━━━━━ LISTING

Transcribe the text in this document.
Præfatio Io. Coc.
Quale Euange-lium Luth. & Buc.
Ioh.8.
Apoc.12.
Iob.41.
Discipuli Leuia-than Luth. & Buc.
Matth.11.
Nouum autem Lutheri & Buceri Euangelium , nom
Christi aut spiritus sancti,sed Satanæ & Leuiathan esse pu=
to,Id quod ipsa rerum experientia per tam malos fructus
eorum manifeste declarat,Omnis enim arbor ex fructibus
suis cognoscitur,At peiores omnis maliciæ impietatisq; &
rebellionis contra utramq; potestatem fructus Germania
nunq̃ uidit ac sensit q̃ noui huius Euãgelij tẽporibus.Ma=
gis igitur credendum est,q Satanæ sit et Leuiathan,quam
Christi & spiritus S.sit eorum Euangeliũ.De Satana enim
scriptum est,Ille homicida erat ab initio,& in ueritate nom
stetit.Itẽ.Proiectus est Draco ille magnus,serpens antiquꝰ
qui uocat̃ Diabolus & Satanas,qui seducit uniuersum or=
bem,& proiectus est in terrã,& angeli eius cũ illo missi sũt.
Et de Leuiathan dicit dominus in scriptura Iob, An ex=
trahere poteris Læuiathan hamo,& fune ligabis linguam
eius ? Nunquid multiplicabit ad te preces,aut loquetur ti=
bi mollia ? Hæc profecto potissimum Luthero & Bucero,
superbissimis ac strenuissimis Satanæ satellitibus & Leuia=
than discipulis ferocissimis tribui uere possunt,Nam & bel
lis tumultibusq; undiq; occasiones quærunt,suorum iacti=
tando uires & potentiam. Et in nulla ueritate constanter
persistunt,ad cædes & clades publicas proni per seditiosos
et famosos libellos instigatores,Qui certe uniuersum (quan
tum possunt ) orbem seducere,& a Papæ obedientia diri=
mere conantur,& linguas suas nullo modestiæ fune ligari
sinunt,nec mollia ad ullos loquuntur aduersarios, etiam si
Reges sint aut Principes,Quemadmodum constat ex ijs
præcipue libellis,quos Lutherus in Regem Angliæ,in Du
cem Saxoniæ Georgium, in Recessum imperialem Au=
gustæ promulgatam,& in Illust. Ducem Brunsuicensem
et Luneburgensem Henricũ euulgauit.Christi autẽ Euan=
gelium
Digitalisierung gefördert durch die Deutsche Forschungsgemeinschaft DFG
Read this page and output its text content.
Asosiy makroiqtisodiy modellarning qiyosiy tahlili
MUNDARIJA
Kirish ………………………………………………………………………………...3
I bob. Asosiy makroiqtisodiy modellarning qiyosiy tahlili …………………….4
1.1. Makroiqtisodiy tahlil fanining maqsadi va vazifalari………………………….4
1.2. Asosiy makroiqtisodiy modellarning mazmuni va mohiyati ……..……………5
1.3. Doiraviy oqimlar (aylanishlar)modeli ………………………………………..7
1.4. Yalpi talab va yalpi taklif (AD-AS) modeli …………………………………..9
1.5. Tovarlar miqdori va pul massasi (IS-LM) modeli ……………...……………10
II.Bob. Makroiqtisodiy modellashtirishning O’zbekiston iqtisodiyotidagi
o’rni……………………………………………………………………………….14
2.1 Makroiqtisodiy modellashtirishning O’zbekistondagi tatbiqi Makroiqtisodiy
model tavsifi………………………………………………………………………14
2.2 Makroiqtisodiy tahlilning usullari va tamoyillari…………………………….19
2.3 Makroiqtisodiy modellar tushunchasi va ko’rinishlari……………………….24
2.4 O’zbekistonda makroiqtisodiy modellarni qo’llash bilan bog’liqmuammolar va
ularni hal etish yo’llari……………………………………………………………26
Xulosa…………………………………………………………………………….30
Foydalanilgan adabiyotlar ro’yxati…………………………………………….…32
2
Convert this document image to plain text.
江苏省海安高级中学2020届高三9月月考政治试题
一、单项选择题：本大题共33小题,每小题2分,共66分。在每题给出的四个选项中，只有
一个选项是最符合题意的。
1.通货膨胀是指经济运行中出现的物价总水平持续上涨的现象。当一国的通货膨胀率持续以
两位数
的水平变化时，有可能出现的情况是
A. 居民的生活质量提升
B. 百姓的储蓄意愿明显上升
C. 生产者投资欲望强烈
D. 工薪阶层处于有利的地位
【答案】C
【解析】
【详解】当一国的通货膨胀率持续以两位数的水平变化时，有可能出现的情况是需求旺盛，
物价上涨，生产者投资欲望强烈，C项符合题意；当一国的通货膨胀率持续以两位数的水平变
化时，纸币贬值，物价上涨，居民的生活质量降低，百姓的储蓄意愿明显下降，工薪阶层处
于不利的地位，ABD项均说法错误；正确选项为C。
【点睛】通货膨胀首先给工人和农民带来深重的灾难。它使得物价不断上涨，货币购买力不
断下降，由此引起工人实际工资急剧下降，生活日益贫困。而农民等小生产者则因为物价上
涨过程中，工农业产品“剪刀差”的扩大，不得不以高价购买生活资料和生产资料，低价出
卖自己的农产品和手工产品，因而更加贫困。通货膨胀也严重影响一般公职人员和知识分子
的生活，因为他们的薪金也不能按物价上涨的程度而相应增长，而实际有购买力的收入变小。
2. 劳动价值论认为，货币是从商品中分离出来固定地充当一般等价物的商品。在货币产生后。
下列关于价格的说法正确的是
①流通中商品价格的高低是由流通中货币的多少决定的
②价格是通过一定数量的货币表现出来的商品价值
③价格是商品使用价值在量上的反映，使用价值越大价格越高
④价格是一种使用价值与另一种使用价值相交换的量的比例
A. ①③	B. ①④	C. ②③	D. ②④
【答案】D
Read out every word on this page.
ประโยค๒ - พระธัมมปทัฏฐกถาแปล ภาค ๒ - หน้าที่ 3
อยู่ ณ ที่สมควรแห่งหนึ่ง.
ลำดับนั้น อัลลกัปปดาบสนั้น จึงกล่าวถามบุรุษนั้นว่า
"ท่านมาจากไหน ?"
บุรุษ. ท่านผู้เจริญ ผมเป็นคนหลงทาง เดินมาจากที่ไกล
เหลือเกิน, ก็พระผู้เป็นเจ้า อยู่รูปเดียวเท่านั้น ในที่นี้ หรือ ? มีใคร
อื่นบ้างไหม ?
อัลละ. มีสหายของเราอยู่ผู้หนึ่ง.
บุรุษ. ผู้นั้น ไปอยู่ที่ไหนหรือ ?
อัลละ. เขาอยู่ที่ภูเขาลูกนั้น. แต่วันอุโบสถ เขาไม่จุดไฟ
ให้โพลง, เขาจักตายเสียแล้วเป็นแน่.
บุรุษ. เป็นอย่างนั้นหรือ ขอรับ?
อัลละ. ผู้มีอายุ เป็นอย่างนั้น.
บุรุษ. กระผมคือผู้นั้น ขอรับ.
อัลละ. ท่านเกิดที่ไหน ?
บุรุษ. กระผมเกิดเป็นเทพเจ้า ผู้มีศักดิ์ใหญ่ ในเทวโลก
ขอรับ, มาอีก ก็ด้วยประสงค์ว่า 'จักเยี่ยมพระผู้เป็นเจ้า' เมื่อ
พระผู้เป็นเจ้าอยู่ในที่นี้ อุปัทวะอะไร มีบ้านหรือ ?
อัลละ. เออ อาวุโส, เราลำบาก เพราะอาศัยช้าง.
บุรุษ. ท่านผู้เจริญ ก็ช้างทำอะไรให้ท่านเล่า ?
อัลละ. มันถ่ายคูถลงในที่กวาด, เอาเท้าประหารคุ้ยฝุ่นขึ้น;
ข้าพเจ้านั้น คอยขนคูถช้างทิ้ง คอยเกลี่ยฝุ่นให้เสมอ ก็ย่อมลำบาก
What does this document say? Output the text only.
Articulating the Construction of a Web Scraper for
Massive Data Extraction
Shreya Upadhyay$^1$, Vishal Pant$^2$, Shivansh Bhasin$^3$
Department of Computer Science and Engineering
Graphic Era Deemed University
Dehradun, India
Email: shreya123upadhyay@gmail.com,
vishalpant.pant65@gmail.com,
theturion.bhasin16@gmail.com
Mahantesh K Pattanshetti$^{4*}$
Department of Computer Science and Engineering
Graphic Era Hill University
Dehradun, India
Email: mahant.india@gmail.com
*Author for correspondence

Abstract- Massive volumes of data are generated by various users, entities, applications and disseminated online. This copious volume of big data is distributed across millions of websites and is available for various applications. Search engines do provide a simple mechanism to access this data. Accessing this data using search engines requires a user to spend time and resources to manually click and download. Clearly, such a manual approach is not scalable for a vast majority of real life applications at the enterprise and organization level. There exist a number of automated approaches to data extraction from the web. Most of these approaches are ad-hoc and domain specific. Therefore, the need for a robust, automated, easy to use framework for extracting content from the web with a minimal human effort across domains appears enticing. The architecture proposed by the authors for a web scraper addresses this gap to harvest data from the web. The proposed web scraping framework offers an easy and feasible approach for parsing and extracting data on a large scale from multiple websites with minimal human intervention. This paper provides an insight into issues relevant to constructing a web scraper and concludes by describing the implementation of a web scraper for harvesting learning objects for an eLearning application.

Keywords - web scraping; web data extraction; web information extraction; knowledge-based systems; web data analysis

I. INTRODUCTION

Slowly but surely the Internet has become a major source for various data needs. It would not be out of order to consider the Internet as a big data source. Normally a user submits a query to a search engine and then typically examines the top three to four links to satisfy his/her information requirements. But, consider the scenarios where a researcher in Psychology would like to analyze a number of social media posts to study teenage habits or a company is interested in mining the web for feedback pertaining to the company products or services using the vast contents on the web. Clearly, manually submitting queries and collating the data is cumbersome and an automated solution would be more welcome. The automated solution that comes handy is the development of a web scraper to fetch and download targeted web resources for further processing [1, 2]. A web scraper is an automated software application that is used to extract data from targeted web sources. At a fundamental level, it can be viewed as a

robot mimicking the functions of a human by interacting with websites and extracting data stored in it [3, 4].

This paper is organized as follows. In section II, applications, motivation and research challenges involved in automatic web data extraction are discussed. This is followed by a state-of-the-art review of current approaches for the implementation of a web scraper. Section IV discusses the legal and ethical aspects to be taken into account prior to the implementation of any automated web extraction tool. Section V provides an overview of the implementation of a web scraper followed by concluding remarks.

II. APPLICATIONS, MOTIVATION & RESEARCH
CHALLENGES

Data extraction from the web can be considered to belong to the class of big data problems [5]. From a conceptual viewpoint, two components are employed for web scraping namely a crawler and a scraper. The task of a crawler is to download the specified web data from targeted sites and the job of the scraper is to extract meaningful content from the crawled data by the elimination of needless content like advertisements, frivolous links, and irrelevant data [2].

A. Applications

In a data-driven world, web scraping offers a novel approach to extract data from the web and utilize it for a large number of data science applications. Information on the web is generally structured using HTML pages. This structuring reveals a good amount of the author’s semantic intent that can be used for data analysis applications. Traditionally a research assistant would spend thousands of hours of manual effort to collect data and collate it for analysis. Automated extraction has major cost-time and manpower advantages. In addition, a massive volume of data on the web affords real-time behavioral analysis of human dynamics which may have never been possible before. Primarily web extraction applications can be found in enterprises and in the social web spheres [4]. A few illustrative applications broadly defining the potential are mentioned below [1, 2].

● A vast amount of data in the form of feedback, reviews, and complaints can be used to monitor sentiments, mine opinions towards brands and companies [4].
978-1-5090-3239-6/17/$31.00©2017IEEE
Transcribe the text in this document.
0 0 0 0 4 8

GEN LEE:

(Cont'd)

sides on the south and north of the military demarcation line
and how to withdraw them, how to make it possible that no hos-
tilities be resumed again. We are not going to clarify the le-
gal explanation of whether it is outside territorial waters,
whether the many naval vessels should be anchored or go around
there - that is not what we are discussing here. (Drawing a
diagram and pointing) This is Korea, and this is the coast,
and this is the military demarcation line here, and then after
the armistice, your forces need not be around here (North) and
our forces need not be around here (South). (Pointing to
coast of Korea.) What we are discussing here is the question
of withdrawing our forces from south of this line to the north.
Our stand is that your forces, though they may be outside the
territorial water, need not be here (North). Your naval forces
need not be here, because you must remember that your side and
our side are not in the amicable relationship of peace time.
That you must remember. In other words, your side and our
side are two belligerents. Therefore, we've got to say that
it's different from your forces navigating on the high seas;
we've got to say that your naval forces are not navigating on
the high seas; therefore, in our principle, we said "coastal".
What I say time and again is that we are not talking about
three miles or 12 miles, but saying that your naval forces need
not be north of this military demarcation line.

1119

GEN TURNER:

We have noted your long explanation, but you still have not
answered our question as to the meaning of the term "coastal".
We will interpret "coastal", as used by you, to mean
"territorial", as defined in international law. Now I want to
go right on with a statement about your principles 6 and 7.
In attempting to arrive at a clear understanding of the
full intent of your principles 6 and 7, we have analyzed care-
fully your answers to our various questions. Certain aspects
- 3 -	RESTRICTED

━━━━━━━━━━

THE PROBLEM
Give every line of the material that includes the string "fructus".

CORRECT RESPONSE
to,Id quod ipsa rerum experientia per tam malos fructus
rebellionis contra utramq; potestatem fructus Germania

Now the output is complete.